# Information given
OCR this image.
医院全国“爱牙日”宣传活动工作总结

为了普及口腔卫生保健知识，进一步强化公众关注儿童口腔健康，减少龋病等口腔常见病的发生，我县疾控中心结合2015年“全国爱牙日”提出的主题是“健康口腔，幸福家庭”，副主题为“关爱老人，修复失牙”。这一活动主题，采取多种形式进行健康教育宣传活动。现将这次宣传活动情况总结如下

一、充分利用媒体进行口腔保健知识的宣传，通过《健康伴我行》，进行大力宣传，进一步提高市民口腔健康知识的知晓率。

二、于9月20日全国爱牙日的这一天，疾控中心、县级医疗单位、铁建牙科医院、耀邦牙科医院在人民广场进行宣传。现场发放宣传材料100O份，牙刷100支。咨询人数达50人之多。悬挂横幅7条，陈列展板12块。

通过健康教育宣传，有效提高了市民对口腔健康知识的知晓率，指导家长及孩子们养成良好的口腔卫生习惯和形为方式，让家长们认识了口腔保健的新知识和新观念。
* * *
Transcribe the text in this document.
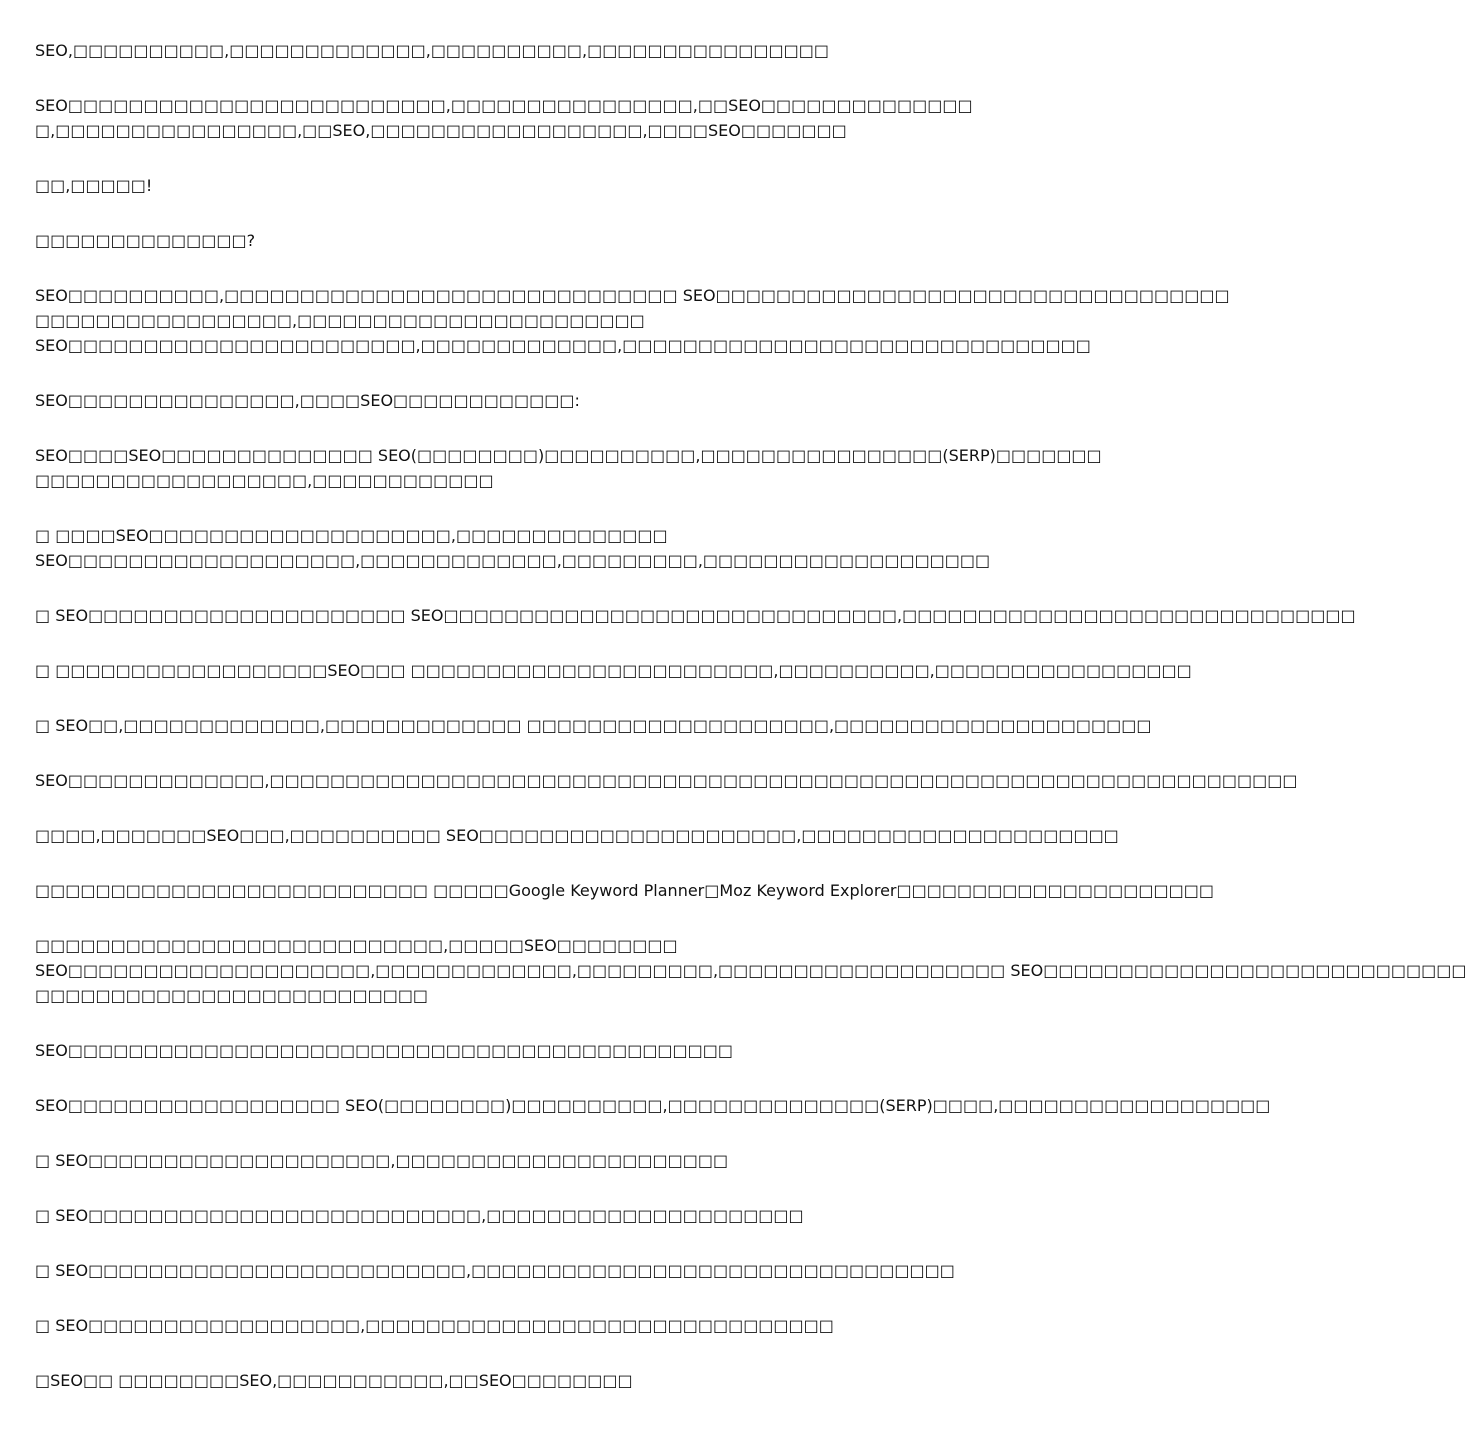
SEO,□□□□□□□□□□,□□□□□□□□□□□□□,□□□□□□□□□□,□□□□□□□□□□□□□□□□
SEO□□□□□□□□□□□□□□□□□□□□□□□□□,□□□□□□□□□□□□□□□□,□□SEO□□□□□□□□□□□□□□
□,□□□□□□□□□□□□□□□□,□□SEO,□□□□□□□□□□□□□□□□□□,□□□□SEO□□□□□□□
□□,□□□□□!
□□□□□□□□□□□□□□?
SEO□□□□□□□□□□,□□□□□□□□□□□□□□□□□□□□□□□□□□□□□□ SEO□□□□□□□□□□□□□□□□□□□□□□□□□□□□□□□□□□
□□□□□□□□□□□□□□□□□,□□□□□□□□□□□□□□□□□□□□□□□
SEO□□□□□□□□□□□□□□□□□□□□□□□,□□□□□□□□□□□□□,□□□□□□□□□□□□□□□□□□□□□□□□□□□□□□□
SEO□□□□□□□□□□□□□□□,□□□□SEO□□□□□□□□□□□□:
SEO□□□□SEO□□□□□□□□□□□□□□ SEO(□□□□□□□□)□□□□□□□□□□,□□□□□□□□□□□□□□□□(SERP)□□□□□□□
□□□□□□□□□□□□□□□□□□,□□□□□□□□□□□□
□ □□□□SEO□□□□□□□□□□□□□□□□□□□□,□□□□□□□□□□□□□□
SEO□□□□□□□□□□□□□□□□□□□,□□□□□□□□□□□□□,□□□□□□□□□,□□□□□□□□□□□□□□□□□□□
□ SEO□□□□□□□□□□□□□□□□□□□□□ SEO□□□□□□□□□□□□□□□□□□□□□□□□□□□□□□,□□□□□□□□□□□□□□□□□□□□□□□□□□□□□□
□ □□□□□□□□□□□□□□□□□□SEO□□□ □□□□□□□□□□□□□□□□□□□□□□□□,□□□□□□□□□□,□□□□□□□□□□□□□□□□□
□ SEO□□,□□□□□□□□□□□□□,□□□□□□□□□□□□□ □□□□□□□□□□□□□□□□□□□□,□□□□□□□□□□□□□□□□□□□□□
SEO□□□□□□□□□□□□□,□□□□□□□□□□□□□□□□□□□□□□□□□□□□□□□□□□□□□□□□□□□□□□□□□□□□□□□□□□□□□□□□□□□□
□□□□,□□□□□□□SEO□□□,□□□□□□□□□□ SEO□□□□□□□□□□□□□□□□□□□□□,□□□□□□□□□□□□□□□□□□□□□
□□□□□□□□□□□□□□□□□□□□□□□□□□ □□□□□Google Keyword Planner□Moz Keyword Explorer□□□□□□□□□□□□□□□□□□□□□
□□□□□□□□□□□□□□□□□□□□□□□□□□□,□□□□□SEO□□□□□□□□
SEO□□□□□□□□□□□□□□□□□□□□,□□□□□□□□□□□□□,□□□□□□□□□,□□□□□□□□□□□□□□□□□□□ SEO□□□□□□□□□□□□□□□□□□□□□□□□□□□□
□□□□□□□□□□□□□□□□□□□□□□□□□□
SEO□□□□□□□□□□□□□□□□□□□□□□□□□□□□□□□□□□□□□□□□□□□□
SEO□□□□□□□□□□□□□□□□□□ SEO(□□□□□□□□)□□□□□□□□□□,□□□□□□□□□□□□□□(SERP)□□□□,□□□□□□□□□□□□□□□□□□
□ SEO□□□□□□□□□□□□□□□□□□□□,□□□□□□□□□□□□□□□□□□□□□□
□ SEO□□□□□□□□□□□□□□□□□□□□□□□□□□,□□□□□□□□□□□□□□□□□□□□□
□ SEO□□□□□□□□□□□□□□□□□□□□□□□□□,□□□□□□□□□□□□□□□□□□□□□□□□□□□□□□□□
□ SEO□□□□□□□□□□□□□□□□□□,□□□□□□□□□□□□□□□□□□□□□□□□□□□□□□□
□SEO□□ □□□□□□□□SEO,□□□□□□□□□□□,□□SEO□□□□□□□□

# Given exercise
Find the lines with the string "this" and reproduce them.

# Finished exercise
OCR this image.
Transcribe the text in this document.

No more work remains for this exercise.